[Annotated element listings]
begin
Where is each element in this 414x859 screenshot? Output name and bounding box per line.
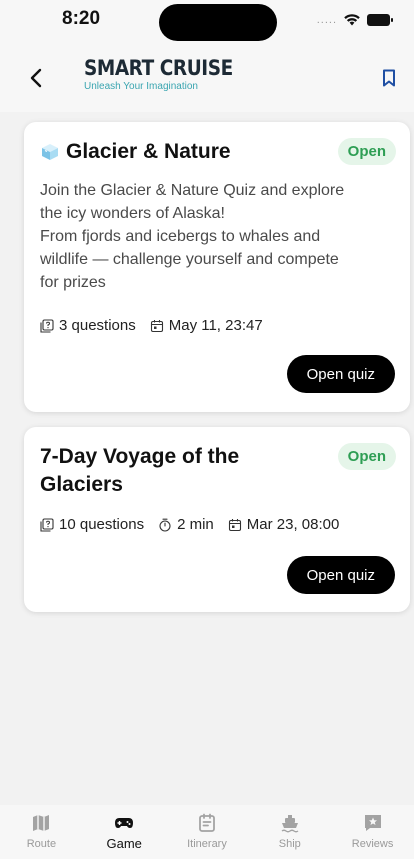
question-count: 3 questions: [40, 317, 136, 334]
app-logo: SMART CRUISE Unleash Your Imagination: [84, 56, 253, 92]
dynamic-island: [159, 4, 277, 41]
battery-icon: [367, 13, 393, 26]
quiz-title: Glacier & Nature: [40, 138, 231, 166]
quiz-title-text: Glacier & Nature: [66, 140, 231, 163]
tab-itinerary[interactable]: Itinerary: [177, 813, 237, 850]
description-line: for prizes: [40, 274, 106, 291]
calendar-icon: [150, 319, 163, 332]
chevron-left-icon: [30, 68, 42, 88]
review-icon: [364, 815, 381, 831]
bookmark-icon: [383, 69, 395, 87]
map-icon: [33, 815, 50, 831]
description-line: Join the Glacier & Nature Quiz and explo…: [40, 182, 345, 199]
wifi-icon: [344, 14, 360, 26]
quiz-meta: 10 questions 2 min Mar 23, 08:00: [40, 516, 339, 533]
tab-ship[interactable]: Ship: [260, 813, 320, 850]
status-badge: Open: [337, 138, 396, 165]
tab-reviews[interactable]: Reviews: [343, 813, 403, 850]
tab-label: Reviews: [351, 838, 394, 850]
tab-label: Route: [26, 838, 57, 850]
logo-title: SMART CRUISE: [84, 56, 233, 80]
question-count-text: 10 questions: [59, 516, 145, 533]
question-count-text: 3 questions: [59, 317, 136, 334]
tab-route[interactable]: Route: [11, 813, 71, 850]
quiz-date-text: May 11, 23:47: [168, 317, 263, 334]
status-icons: .....: [316, 13, 393, 26]
tab-game[interactable]: Game: [94, 813, 154, 851]
bookmark-button[interactable]: [378, 66, 400, 90]
logo-subtitle: Unleash Your Imagination: [84, 81, 198, 92]
questions-icon: [40, 517, 54, 532]
quiz-meta: 3 questions May 11, 23:47: [40, 317, 263, 334]
quiz-duration: 2 min: [158, 516, 214, 533]
quiz-description: Join the Glacier & Nature Quiz and explo…: [40, 179, 402, 294]
status-time: 8:20: [62, 8, 101, 29]
quiz-date-text: Mar 23, 08:00: [246, 516, 340, 533]
questions-icon: [40, 318, 54, 333]
itinerary-icon: [199, 813, 215, 832]
description-line: From fjords and icebergs to whales and: [40, 228, 321, 245]
calendar-icon: [228, 518, 241, 531]
tab-label: Game: [106, 836, 142, 851]
status-bar: 8:20 .....: [0, 0, 414, 44]
quiz-date: May 11, 23:47: [150, 317, 263, 334]
ice-cube-icon: [42, 144, 58, 160]
description-line: wildlife — challenge yourself and compet…: [40, 251, 339, 268]
description-line: the icy wonders of Alaska!: [40, 205, 225, 222]
status-badge: Open: [337, 443, 396, 470]
quiz-duration-text: 2 min: [177, 516, 214, 533]
open-quiz-button[interactable]: Open quiz: [286, 355, 395, 393]
quiz-card-header: Glacier & Nature Open: [40, 138, 396, 166]
ship-icon: [281, 815, 299, 833]
signal-icon: .....: [316, 13, 337, 26]
open-quiz-button[interactable]: Open quiz: [286, 556, 395, 594]
question-count: 10 questions: [40, 516, 144, 533]
app-header: SMART CRUISE Unleash Your Imagination: [0, 44, 414, 112]
quiz-title: 7-Day Voyage of the Glaciers: [40, 445, 240, 496]
gamepad-icon: [115, 818, 134, 828]
quiz-date: Mar 23, 08:00: [228, 516, 340, 533]
quiz-card-header: 7-Day Voyage of the Glaciers Open: [40, 443, 396, 499]
timer-icon: [159, 518, 171, 532]
bottom-tab-bar: Route Game Itinerary Ship Reviews: [0, 805, 414, 859]
tab-label: Itinerary: [187, 838, 227, 850]
back-button[interactable]: [22, 64, 50, 92]
quiz-card: Glacier & Nature Open Join the Glacier &…: [24, 122, 410, 412]
tab-label: Ship: [278, 838, 301, 850]
quiz-card: 7-Day Voyage of the Glaciers Open 10 que…: [24, 427, 410, 612]
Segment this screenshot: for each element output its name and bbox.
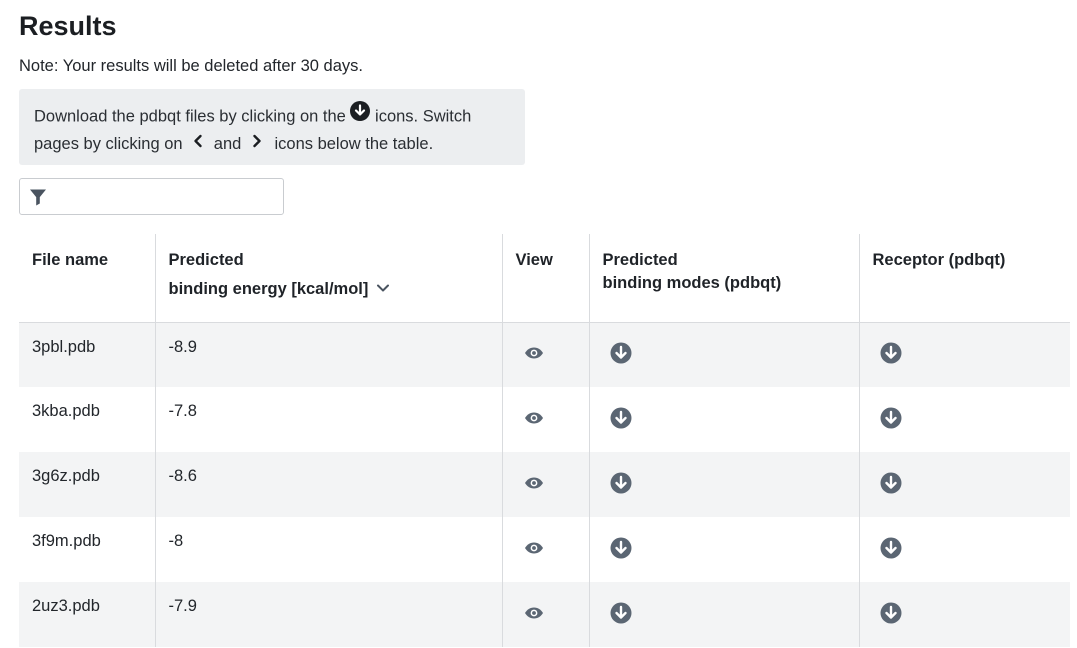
sort-chevron-down-icon[interactable] (376, 277, 390, 300)
download-modes-icon[interactable] (610, 342, 632, 364)
download-receptor-icon[interactable] (880, 472, 902, 494)
cell-binding-energy: -8.9 (154, 322, 502, 387)
cell-view (501, 582, 589, 647)
cell-binding-energy: -7.8 (154, 387, 502, 452)
cell-binding-modes (588, 452, 859, 517)
chevron-left-icon (193, 130, 203, 156)
cell-file-name: 2uz3.pdb (19, 582, 155, 647)
download-receptor-icon[interactable] (880, 602, 902, 624)
cell-binding-modes (588, 582, 859, 647)
filter-field[interactable] (19, 178, 284, 215)
download-receptor-icon[interactable] (880, 407, 902, 429)
cell-binding-energy: -8.6 (154, 452, 502, 517)
header-modes-line1: Predicted (602, 251, 678, 269)
cell-receptor (858, 517, 1070, 582)
download-receptor-icon[interactable] (880, 537, 902, 559)
cell-binding-energy: -7.9 (154, 582, 502, 647)
instructions-box: Download the pdbqt files by clicking on … (19, 89, 525, 165)
cell-file-name: 3pbl.pdb (19, 322, 155, 387)
cell-view (501, 517, 589, 582)
view-eye-icon[interactable] (524, 606, 544, 620)
cell-binding-modes (588, 517, 859, 582)
header-receptor: Receptor (pdbqt) (858, 234, 1070, 323)
instructions-text: Download the pdbqt files by clicking on … (34, 107, 351, 126)
header-file-name: File name (19, 234, 155, 323)
download-modes-icon[interactable] (610, 472, 632, 494)
retention-note: Note: Your results will be deleted after… (19, 57, 363, 75)
header-view: View (501, 234, 589, 323)
view-eye-icon[interactable] (524, 476, 544, 490)
header-modes-line2: binding modes (pdbqt) (602, 274, 782, 292)
header-energy-line1: Predicted (168, 251, 244, 269)
cell-binding-modes (588, 322, 859, 387)
download-modes-icon[interactable] (610, 602, 632, 624)
header-energy-line2-wrap: binding energy [kcal/mol] (169, 278, 489, 301)
header-binding-modes: Predicted binding modes (pdbqt) (588, 234, 859, 323)
cell-file-name: 3f9m.pdb (32, 532, 101, 550)
view-eye-icon[interactable] (524, 541, 544, 555)
table-row: 3kba.pdb -7.8 (19, 387, 1070, 452)
cell-view (501, 387, 589, 452)
download-receptor-icon[interactable] (880, 342, 902, 364)
header-energy-line2: binding energy [kcal/mol] (168, 280, 369, 298)
cell-file-name: 3g6z.pdb (19, 452, 155, 517)
instructions-text: and (209, 135, 246, 153)
header-binding-energy[interactable]: Predicted binding energy [kcal/mol] (154, 234, 502, 323)
cell-receptor (858, 582, 1070, 647)
chevron-right-icon (252, 130, 262, 156)
instructions-text: pages by clicking on (34, 135, 188, 153)
cell-view (501, 322, 589, 387)
table-header-row: File name Predicted binding energy [kcal… (19, 234, 1070, 323)
download-modes-icon[interactable] (610, 407, 632, 429)
table-row: 3g6z.pdb -8.6 (19, 452, 1070, 517)
cell-receptor (858, 452, 1070, 517)
instructions-text: icons. Switch (370, 107, 472, 126)
view-eye-icon[interactable] (524, 411, 544, 425)
table-row: 3f9m.pdb -8 (19, 517, 1070, 582)
results-table: File name Predicted binding energy [kcal… (19, 234, 1070, 647)
table-row: 3pbl.pdb -8.9 (19, 322, 1070, 387)
filter-funnel-icon (29, 188, 47, 211)
instructions-text: icons below the table. (269, 135, 434, 153)
page-title: Results (19, 11, 117, 41)
cell-receptor (858, 387, 1070, 452)
download-circle-icon (350, 101, 371, 129)
cell-receptor (858, 322, 1070, 387)
cell-binding-modes (588, 387, 859, 452)
cell-binding-energy: -8 (154, 517, 502, 582)
cell-view (501, 452, 589, 517)
filter-input[interactable] (56, 183, 280, 212)
download-modes-icon[interactable] (610, 537, 632, 559)
instructions-line-2: pages by clicking on and icons below the… (34, 131, 510, 158)
cell-file-name: 3kba.pdb (32, 402, 100, 420)
view-eye-icon[interactable] (524, 346, 544, 360)
instructions-line-1: Download the pdbqt files by clicking on … (34, 101, 510, 131)
table-row: 2uz3.pdb -7.9 (19, 582, 1070, 647)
end
### Directions
Copy out the lines of the entries word for word, starting with the line that contains "question-count: 3 questions: [40, 317, 136, 334]" and going on through the line that contains "quiz-title: Glacier &".

### Written response
question-count: 3 questions: [40, 317, 136, 334]
app-logo: SMART CRUISE Unleash Your Imagination: [84, 56, 253, 92]
dynamic-island: [159, 4, 277, 41]
battery-icon: [367, 13, 393, 26]
quiz-title: Glacier & Nature: [40, 138, 231, 166]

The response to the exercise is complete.